--- PROVIDED INFORMATION ---

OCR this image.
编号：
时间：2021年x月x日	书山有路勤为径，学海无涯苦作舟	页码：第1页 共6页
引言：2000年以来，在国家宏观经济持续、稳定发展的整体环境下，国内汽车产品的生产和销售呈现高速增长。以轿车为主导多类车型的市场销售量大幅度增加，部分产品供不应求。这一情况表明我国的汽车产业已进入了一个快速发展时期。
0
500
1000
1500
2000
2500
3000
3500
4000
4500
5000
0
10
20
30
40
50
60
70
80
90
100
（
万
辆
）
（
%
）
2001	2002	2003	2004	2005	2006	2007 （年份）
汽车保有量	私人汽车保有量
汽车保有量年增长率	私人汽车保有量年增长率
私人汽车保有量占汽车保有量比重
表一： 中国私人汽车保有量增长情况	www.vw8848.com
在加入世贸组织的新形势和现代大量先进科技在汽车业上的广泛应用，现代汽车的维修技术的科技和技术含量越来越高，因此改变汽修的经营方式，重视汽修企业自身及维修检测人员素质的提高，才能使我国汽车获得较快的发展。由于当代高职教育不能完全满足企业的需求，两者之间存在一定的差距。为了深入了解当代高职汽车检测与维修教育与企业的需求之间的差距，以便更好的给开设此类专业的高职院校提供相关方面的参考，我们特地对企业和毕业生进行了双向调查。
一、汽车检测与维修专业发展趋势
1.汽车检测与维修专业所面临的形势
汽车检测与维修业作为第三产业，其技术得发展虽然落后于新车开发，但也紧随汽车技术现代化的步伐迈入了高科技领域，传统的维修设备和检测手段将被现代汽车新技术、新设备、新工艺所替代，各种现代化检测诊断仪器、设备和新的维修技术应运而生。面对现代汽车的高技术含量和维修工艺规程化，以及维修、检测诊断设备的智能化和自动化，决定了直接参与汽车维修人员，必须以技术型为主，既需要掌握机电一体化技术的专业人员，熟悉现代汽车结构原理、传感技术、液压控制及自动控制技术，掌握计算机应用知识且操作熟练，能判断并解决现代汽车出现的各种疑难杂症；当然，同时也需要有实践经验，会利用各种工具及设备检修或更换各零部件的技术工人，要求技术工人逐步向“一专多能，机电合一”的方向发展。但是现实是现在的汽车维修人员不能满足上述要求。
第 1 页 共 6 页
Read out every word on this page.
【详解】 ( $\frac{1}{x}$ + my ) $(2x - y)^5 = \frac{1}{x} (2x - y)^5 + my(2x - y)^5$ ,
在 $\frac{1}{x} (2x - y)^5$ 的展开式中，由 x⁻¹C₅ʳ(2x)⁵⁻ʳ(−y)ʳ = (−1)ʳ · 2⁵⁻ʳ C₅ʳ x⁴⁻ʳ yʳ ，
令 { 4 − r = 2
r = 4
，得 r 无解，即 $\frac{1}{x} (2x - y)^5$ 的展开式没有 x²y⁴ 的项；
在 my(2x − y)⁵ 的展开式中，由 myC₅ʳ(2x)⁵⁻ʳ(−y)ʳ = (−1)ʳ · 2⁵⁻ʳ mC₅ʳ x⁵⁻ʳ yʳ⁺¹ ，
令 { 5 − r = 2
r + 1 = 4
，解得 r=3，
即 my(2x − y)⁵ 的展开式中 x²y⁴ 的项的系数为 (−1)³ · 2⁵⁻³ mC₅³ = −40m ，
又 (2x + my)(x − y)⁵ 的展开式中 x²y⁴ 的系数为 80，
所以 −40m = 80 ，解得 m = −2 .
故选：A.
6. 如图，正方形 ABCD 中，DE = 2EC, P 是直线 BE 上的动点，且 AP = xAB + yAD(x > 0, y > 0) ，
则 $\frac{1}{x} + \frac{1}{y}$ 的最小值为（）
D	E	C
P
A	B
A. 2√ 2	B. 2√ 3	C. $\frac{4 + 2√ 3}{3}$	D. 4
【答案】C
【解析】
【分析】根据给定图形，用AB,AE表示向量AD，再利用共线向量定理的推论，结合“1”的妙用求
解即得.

---

• **WHAT TO DO**: From the listing above, copy every line that includes the word "x²y⁴".

• **WRITTEN ANSWER**:
，得 r 无解，即 $\frac{1}{x} (2x - y)^5$ 的展开式没有 x²y⁴ 的项；
即 my(2x − y)⁵ 的展开式中 x²y⁴ 的项的系数为 (−1)³ · 2⁵⁻³ mC₅³ = −40m ，
又 (2x + my)(x − y)⁵ 的展开式中 x²y⁴ 的系数为 80，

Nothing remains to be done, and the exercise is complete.